[Start of Dataset records]

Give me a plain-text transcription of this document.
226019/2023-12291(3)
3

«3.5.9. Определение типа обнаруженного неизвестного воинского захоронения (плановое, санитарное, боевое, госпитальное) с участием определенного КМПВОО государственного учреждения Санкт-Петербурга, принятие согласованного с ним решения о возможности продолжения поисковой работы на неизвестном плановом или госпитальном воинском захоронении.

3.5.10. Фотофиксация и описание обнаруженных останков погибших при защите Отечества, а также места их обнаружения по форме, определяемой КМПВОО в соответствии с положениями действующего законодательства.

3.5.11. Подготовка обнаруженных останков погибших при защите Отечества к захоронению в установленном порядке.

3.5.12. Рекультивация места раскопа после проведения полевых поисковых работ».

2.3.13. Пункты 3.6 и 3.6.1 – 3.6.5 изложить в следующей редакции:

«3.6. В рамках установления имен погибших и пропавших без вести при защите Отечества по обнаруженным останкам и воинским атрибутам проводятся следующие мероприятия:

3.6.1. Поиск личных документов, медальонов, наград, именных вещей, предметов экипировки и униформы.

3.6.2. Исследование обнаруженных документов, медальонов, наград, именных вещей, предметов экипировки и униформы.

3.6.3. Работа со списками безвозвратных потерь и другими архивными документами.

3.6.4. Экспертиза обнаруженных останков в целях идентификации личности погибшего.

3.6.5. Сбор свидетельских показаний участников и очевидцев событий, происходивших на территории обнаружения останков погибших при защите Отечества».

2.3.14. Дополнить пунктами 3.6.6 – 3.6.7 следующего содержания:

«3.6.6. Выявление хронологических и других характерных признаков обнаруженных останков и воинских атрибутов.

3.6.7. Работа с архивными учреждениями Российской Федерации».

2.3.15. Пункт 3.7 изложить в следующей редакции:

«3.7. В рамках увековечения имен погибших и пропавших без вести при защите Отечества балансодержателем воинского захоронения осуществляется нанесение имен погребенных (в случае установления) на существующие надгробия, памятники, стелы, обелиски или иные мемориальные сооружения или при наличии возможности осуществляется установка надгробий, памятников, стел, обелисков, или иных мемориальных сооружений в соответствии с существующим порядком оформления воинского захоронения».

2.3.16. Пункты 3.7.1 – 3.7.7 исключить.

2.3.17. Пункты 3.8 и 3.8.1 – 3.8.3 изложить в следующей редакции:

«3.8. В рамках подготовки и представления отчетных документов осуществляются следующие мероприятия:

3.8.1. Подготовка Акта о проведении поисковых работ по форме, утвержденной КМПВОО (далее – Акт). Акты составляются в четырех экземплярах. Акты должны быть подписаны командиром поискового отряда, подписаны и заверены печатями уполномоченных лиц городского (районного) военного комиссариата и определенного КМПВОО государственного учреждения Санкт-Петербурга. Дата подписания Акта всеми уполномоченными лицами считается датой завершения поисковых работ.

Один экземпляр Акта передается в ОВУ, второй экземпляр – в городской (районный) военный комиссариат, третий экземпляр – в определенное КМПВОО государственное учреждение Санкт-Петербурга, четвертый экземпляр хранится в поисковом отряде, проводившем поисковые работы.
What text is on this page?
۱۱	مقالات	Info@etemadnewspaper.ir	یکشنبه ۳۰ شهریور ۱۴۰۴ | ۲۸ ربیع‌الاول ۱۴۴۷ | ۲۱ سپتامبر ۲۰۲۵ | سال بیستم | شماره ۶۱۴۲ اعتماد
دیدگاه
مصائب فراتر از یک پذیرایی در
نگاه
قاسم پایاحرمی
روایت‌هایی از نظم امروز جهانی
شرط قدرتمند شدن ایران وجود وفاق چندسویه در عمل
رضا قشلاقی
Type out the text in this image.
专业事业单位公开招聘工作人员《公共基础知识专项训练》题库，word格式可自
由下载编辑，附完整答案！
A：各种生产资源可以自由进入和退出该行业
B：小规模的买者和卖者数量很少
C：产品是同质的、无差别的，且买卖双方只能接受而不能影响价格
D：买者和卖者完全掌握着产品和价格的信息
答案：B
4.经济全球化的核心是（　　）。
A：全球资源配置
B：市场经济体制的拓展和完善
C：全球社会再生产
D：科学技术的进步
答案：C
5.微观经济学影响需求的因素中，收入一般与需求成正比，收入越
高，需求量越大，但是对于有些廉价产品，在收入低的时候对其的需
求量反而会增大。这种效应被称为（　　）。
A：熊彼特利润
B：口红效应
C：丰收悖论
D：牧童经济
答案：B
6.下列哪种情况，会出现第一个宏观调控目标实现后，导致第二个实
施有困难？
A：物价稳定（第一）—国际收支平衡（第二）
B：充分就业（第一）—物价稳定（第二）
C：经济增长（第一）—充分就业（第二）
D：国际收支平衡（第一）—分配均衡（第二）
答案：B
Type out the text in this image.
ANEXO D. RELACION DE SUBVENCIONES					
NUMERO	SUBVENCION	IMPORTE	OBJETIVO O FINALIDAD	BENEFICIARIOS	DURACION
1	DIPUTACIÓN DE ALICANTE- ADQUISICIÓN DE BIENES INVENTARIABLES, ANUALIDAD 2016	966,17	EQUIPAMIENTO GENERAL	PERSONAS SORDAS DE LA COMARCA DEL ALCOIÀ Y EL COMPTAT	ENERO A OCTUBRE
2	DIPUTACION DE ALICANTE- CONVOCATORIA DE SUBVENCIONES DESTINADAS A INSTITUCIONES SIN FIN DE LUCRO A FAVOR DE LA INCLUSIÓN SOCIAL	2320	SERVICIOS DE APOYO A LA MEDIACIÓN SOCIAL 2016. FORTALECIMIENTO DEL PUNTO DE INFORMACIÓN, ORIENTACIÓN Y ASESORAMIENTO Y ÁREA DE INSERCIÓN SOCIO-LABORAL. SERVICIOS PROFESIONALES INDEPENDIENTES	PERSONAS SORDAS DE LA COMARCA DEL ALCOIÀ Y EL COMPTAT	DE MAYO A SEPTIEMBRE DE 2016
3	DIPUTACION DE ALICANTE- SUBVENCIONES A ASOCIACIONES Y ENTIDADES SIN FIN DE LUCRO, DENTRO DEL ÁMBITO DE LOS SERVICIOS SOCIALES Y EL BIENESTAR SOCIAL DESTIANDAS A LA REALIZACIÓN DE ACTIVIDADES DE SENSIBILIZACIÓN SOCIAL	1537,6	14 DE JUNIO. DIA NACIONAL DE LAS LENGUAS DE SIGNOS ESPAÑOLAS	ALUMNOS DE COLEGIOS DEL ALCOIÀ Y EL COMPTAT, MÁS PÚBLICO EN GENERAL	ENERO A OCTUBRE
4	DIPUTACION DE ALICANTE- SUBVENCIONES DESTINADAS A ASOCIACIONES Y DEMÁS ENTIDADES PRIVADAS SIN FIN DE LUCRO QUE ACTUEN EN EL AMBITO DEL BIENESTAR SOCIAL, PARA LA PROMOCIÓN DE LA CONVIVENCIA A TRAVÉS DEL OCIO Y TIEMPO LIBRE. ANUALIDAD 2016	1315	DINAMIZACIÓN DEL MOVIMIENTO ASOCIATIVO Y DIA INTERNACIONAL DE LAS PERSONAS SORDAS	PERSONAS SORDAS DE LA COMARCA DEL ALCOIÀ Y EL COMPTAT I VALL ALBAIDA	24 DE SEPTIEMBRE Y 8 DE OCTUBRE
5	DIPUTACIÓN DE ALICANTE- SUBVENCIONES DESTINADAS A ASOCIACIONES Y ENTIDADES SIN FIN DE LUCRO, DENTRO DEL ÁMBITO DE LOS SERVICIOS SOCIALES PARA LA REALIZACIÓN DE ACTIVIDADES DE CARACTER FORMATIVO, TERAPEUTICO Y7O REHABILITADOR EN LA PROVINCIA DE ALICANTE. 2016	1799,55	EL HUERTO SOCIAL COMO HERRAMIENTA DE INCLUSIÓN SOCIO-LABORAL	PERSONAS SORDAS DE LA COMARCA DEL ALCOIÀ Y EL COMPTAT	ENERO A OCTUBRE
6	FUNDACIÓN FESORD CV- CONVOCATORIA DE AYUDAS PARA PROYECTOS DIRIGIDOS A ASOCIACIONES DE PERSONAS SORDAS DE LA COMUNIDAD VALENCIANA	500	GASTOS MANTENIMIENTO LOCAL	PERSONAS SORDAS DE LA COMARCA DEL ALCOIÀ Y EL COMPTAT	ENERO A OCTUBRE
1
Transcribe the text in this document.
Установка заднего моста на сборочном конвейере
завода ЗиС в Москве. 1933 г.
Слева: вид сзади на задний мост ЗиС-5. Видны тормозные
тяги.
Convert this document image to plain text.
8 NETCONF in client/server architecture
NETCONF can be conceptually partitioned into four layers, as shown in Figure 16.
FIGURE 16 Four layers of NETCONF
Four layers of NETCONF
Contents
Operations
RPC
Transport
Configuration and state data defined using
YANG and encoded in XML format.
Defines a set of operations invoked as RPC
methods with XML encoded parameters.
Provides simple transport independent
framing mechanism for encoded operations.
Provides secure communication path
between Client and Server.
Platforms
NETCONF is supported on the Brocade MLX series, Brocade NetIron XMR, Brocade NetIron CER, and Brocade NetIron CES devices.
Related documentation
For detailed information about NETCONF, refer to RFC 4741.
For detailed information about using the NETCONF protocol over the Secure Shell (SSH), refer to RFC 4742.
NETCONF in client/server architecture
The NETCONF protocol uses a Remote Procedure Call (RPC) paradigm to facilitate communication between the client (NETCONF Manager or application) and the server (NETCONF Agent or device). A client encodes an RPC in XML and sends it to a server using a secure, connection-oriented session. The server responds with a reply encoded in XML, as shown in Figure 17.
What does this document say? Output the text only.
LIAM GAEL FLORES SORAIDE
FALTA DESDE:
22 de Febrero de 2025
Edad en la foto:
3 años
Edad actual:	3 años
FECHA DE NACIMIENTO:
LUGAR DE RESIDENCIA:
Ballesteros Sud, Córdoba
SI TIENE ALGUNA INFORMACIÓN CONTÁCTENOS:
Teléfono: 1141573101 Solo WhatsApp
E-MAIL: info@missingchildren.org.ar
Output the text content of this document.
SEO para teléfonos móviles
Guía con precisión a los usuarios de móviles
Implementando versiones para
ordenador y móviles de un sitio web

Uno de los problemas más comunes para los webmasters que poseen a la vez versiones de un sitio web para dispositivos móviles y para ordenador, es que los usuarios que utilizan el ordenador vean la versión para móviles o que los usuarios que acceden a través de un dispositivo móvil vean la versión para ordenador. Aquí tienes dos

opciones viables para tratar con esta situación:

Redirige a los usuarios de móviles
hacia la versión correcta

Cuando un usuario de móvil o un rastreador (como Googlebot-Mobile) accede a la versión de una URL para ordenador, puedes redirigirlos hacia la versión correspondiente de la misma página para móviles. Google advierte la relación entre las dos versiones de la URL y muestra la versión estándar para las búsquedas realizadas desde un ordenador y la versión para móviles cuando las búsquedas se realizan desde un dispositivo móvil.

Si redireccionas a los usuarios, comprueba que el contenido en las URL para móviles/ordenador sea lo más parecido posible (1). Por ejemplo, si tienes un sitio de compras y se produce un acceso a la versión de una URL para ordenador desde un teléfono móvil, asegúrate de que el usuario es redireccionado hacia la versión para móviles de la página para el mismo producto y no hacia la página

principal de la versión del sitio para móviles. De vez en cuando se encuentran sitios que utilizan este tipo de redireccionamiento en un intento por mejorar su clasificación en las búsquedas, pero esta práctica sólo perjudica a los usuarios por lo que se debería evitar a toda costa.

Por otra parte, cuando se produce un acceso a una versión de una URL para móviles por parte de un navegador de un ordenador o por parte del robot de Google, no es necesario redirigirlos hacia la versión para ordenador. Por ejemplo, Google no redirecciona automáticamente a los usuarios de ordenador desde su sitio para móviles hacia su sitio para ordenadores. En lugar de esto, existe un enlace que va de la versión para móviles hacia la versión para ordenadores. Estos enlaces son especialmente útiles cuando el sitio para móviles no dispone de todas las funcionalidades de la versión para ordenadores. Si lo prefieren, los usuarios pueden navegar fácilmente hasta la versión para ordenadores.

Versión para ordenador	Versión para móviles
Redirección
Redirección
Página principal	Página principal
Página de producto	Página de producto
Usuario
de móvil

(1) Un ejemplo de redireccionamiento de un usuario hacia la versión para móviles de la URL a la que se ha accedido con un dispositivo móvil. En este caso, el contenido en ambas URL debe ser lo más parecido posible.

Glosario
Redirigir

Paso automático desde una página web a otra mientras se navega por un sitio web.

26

[End of Dataset records]

What needs to be done: Gather each line of the listing that holds the string "this".

Output of the task:
Give me a plain-text transcription of this document.
What text is on this page?
Type out the text in this image.
Type out the text in this image.
Transcribe the text in this document.
Convert this document image to plain text.
What does this document say? Output the text only.
Output the text content of this document.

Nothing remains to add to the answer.